◆ EXERCISE AIM
Copy every line of the records below that holds the word "added".

◆ PROVIDED ENTRIES
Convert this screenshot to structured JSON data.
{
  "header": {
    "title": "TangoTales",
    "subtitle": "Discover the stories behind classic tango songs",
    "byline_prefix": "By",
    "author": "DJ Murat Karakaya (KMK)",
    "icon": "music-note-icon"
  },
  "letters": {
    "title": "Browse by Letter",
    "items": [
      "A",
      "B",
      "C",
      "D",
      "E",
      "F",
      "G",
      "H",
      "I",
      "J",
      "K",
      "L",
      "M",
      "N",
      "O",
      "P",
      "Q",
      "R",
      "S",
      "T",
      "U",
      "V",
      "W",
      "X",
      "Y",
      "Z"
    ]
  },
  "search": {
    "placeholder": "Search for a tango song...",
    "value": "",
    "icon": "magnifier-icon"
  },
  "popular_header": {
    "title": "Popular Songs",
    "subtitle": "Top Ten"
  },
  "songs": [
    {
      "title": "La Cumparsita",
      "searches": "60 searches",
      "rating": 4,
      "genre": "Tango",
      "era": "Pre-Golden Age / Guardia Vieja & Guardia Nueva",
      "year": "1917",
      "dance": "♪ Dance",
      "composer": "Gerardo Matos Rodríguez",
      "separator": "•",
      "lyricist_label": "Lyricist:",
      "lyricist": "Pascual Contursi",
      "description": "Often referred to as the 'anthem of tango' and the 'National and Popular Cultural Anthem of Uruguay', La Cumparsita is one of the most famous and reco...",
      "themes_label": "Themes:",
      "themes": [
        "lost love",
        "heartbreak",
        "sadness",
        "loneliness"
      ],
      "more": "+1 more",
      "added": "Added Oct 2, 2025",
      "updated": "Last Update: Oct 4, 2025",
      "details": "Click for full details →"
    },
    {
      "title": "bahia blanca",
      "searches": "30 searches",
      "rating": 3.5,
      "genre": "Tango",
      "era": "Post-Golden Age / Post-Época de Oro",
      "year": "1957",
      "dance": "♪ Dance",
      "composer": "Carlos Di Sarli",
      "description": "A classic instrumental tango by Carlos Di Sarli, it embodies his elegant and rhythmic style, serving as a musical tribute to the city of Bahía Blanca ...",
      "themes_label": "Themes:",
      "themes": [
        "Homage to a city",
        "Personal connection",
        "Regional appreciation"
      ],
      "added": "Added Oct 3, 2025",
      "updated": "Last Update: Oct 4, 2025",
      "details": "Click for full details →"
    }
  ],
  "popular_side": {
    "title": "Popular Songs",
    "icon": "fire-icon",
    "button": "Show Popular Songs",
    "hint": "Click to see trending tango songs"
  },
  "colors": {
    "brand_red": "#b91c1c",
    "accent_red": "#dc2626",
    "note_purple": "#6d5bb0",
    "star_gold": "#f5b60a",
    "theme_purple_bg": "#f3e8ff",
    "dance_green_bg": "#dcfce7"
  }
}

◆ TASK OUTPUT
      "added": "Added Oct 2, 2025",
      "added": "Added Oct 3, 2025",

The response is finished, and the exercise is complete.